### [WHAT YOU SHOULD DO]
Collect all lines containing the word "location" from the data.

### [EXERCISE MATERIAL]
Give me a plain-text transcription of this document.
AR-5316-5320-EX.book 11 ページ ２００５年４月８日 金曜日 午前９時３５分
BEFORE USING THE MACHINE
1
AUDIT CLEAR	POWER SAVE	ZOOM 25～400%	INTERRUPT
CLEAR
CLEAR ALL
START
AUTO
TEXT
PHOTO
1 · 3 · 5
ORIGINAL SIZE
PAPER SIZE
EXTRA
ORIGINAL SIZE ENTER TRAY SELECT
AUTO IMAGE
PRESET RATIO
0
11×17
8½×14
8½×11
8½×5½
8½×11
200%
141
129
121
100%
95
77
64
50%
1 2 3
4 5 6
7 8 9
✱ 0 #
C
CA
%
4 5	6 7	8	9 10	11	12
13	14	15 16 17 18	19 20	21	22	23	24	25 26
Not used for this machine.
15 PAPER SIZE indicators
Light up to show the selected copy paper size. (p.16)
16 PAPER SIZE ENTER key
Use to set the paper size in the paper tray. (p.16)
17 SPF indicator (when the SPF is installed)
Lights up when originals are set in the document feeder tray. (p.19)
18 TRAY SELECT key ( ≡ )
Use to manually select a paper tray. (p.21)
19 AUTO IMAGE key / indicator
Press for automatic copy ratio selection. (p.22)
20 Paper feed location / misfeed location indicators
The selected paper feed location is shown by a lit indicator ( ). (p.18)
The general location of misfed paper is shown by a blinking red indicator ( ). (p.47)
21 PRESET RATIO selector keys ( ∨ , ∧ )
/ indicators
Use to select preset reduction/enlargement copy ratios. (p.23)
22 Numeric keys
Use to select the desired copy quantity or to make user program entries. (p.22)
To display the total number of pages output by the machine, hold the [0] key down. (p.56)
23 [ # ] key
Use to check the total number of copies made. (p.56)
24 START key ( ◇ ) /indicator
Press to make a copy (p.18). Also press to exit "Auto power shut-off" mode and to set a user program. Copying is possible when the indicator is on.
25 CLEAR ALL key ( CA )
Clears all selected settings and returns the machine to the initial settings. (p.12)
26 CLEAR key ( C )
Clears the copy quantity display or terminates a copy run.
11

### [TASK OUTPUT]
20 Paper feed location / misfeed location indicators
The selected paper feed location is shown by a lit indicator ( ). (p.18)
The general location of misfed paper is shown by a blinking red indicator ( ). (p.47)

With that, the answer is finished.